[Collection entries]

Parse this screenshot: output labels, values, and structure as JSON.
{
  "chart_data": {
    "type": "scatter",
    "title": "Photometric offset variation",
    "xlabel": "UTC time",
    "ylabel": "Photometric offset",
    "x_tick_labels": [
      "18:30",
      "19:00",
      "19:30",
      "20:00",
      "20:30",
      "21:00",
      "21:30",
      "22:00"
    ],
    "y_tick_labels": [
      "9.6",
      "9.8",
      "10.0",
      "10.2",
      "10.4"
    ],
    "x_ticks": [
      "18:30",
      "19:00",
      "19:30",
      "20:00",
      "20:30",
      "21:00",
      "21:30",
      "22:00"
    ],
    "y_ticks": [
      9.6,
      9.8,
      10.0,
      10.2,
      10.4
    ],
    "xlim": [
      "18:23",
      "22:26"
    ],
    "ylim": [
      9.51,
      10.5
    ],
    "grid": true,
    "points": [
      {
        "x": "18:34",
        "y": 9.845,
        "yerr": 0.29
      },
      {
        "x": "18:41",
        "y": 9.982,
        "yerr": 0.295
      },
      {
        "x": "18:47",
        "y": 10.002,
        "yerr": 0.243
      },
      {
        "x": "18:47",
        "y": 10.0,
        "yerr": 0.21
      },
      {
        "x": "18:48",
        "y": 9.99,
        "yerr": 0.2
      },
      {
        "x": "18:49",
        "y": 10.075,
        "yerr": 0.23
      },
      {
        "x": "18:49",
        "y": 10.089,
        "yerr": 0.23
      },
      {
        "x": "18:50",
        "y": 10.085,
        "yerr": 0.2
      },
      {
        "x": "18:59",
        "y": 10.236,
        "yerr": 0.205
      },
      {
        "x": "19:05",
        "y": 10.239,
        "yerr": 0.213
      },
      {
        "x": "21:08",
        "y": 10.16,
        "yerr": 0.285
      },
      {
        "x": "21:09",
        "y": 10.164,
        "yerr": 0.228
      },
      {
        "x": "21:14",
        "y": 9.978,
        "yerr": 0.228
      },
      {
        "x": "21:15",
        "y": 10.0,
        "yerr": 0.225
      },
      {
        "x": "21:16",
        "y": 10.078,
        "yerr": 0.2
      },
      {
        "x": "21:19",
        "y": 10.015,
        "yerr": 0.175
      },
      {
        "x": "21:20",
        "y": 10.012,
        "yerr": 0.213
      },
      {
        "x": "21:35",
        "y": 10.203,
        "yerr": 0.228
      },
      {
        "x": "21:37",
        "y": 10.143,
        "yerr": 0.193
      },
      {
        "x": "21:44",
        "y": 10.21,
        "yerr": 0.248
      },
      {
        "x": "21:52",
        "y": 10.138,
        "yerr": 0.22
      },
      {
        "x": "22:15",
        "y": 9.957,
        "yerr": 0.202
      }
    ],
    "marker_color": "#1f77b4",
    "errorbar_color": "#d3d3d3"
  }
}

**What the task asks:**
Pull out each record as written and restate it exactly.

**The reply:**
Parse this screenshot: output labels, values, and structure as JSON.
{
  "chart_data": {
    "type": "scatter",
    "title": "Photometric offset variation",
    "xlabel": "UTC time",
    "ylabel": "Photometric offset",
    "x_tick_labels": [
      "18:30",
      "19:00",
      "19:30",
      "20:00",
      "20:30",
      "21:00",
      "21:30",
      "22:00"
    ],
    "y_tick_labels": [
      "9.6",
      "9.8",
      "10.0",
      "10.2",
      "10.4"
    ],
    "x_ticks": [
      "18:30",
      "19:00",
      "19:30",
      "20:00",
      "20:30",
      "21:00",
      "21:30",
      "22:00"
    ],
    "y_ticks": [
      9.6,
      9.8,
      10.0,
      10.2,
      10.4
    ],
    "xlim": [
      "18:23",
      "22:26"
    ],
    "ylim": [
      9.51,
      10.5
    ],
    "grid": true,
    "points": [
      {
        "x": "18:34",
        "y": 9.845,
        "yerr": 0.29
      },
      {
        "x": "18:41",
        "y": 9.982,
        "yerr": 0.295
      },
      {
        "x": "18:47",
        "y": 10.002,
        "yerr": 0.243
      },
      {
        "x": "18:47",
        "y": 10.0,
        "yerr": 0.21
      },
      {
        "x": "18:48",
        "y": 9.99,
        "yerr": 0.2
      },
      {
        "x": "18:49",
        "y": 10.075,
        "yerr": 0.23
      },
      {
        "x": "18:49",
        "y": 10.089,
        "yerr": 0.23
      },
      {
        "x": "18:50",
        "y": 10.085,
        "yerr": 0.2
      },
      {
        "x": "18:59",
        "y": 10.236,
        "yerr": 0.205
      },
      {
        "x": "19:05",
        "y": 10.239,
        "yerr": 0.213
      },
      {
        "x": "21:08",
        "y": 10.16,
        "yerr": 0.285
      },
      {
        "x": "21:09",
        "y": 10.164,
        "yerr": 0.228
      },
      {
        "x": "21:14",
        "y": 9.978,
        "yerr": 0.228
      },
      {
        "x": "21:15",
        "y": 10.0,
        "yerr": 0.225
      },
      {
        "x": "21:16",
        "y": 10.078,
        "yerr": 0.2
      },
      {
        "x": "21:19",
        "y": 10.015,
        "yerr": 0.175
      },
      {
        "x": "21:20",
        "y": 10.012,
        "yerr": 0.213
      },
      {
        "x": "21:35",
        "y": 10.203,
        "yerr": 0.228
      },
      {
        "x": "21:37",
        "y": 10.143,
        "yerr": 0.193
      },
      {
        "x": "21:44",
        "y": 10.21,
        "yerr": 0.248
      },
      {
        "x": "21:52",
        "y": 10.138,
        "yerr": 0.22
      },
      {
        "x": "22:15",
        "y": 9.957,
        "yerr": 0.202
      }
    ],
    "marker_color": "#1f77b4",
    "errorbar_color": "#d3d3d3"
  }
}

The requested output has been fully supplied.